# Exercise details:
Read through the entries below and return each line with the word "from".

+-------+

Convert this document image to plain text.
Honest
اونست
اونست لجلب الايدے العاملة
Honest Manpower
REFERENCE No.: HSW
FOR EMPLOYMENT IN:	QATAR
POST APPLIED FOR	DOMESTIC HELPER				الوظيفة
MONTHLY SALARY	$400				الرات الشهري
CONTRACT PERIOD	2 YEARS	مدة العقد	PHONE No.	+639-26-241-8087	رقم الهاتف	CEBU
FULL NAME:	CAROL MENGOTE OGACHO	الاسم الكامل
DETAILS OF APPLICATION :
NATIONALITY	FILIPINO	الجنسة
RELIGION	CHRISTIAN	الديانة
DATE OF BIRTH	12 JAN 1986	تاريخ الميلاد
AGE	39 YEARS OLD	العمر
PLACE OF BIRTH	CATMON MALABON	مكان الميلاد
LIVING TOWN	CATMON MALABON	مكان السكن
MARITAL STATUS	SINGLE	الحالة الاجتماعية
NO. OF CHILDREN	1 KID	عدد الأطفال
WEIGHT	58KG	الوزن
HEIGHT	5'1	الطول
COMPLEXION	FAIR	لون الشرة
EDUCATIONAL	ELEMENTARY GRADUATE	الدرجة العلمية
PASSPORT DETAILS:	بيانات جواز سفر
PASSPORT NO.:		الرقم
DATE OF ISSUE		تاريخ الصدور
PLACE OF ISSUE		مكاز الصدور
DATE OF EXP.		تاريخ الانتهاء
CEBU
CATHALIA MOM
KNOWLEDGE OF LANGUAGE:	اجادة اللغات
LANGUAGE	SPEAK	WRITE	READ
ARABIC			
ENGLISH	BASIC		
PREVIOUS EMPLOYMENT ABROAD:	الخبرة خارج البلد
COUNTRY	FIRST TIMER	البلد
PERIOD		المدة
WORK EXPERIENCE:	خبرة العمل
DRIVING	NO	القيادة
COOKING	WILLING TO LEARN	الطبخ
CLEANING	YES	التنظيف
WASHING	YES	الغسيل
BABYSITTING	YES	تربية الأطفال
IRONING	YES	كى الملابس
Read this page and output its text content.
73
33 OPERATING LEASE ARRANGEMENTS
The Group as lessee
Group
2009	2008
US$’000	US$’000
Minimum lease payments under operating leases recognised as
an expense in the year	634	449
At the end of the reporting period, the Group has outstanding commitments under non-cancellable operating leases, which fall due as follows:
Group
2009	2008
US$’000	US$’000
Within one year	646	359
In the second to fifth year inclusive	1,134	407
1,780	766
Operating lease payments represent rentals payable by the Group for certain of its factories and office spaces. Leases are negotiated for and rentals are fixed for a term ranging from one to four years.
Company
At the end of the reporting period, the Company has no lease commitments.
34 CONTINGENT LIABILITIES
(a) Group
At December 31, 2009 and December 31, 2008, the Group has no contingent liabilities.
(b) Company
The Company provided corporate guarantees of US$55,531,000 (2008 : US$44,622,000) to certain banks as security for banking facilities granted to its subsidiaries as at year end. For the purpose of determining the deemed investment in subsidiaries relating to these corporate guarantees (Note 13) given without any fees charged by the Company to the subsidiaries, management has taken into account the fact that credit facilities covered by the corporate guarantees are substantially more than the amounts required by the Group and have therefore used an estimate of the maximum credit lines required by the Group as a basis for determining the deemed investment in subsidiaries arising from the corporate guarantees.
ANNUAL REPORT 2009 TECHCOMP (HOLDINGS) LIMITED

+-------+

# Answer for the task:
Operating lease payments represent rentals payable by the Group for certain of its factories and office spaces. Leases are negotiated for and rentals are fixed for a term ranging from one to four years.
The Company provided corporate guarantees of US$55,531,000 (2008 : US$44,622,000) to certain banks as security for banking facilities granted to its subsidiaries as at year end. For the purpose of determining the deemed investment in subsidiaries relating to these corporate guarantees (Note 13) given without any fees charged by the Company to the subsidiaries, management has taken into account the fact that credit facilities covered by the corporate guarantees are substantially more than the amounts required by the Group and have therefore used an estimate of the maximum credit lines required by the Group as a basis for determining the deemed investment in subsidiaries arising from the corporate guarantees.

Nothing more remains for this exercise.